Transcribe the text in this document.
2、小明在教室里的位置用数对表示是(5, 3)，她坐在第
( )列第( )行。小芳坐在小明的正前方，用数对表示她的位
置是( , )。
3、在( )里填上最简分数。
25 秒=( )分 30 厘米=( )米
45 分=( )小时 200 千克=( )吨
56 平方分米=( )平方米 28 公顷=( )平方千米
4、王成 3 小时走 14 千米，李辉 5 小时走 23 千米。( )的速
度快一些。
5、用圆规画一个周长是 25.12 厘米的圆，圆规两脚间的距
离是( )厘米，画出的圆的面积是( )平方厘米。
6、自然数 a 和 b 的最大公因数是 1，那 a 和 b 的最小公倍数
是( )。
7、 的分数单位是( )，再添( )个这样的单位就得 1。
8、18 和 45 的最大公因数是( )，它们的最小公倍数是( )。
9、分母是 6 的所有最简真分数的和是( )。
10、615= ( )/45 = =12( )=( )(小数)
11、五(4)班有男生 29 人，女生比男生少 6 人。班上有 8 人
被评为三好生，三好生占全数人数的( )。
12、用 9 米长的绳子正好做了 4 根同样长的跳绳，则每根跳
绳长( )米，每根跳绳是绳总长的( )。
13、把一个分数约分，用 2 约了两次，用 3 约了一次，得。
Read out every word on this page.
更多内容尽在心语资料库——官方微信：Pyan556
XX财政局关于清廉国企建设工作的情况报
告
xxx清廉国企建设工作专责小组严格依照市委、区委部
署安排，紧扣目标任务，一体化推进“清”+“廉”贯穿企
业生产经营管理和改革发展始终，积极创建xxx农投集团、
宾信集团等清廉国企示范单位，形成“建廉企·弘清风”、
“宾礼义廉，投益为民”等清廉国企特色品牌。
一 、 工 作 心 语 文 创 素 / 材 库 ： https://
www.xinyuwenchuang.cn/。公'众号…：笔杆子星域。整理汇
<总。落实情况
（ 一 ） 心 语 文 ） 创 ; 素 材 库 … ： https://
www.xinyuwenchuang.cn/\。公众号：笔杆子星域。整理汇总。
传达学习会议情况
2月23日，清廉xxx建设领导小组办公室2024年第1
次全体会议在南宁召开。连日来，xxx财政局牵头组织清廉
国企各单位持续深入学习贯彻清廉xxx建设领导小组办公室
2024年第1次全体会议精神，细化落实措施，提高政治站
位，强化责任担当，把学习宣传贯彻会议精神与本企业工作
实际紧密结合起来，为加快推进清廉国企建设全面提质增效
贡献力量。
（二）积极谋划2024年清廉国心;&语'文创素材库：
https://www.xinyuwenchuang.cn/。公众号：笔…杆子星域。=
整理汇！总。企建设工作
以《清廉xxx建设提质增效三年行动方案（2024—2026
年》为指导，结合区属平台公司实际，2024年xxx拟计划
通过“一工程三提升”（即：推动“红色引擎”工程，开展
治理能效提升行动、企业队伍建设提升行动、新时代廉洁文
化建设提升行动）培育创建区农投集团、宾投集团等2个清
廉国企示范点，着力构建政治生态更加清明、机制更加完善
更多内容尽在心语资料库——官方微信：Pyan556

◆ WHAT THE EXERCISE ASKS
Copy the data above exactly. Every line must be included.

◆ SOLUTION BELOW
Transcribe the text in this document.
2、小明在教室里的位置用数对表示是(5, 3)，她坐在第
( )列第( )行。小芳坐在小明的正前方，用数对表示她的位
置是( , )。
3、在( )里填上最简分数。
25 秒=( )分 30 厘米=( )米
45 分=( )小时 200 千克=( )吨
56 平方分米=( )平方米 28 公顷=( )平方千米
4、王成 3 小时走 14 千米，李辉 5 小时走 23 千米。( )的速
度快一些。
5、用圆规画一个周长是 25.12 厘米的圆，圆规两脚间的距
离是( )厘米，画出的圆的面积是( )平方厘米。
6、自然数 a 和 b 的最大公因数是 1，那 a 和 b 的最小公倍数
是( )。
7、 的分数单位是( )，再添( )个这样的单位就得 1。
8、18 和 45 的最大公因数是( )，它们的最小公倍数是( )。
9、分母是 6 的所有最简真分数的和是( )。
10、615= ( )/45 = =12( )=( )(小数)
11、五(4)班有男生 29 人，女生比男生少 6 人。班上有 8 人
被评为三好生，三好生占全数人数的( )。
12、用 9 米长的绳子正好做了 4 根同样长的跳绳，则每根跳
绳长( )米，每根跳绳是绳总长的( )。
13、把一个分数约分，用 2 约了两次，用 3 约了一次，得。
Read out every word on this page.
更多内容尽在心语资料库——官方微信：Pyan556
XX财政局关于清廉国企建设工作的情况报
告
xxx清廉国企建设工作专责小组严格依照市委、区委部
署安排，紧扣目标任务，一体化推进“清”+“廉”贯穿企
业生产经营管理和改革发展始终，积极创建xxx农投集团、
宾信集团等清廉国企示范单位，形成“建廉企·弘清风”、
“宾礼义廉，投益为民”等清廉国企特色品牌。
一 、 工 作 心 语 文 创 素 / 材 库 ： https://
www.xinyuwenchuang.cn/。公'众号…：笔杆子星域。整理汇
<总。落实情况
（ 一 ） 心 语 文 ） 创 ; 素 材 库 … ： https://
www.xinyuwenchuang.cn/\。公众号：笔杆子星域。整理汇总。
传达学习会议情况
2月23日，清廉xxx建设领导小组办公室2024年第1
次全体会议在南宁召开。连日来，xxx财政局牵头组织清廉
国企各单位持续深入学习贯彻清廉xxx建设领导小组办公室
2024年第1次全体会议精神，细化落实措施，提高政治站
位，强化责任担当，把学习宣传贯彻会议精神与本企业工作
实际紧密结合起来，为加快推进清廉国企建设全面提质增效
贡献力量。
（二）积极谋划2024年清廉国心;&语'文创素材库：
https://www.xinyuwenchuang.cn/。公众号：笔…杆子星域。=
整理汇！总。企建设工作
以《清廉xxx建设提质增效三年行动方案（2024—2026
年》为指导，结合区属平台公司实际，2024年xxx拟计划
通过“一工程三提升”（即：推动“红色引擎”工程，开展
治理能效提升行动、企业队伍建设提升行动、新时代廉洁文
化建设提升行动）培育创建区农投集团、宾投集团等2个清
廉国企示范点，着力构建政治生态更加清明、机制更加完善
更多内容尽在心语资料库——官方微信：Pyan556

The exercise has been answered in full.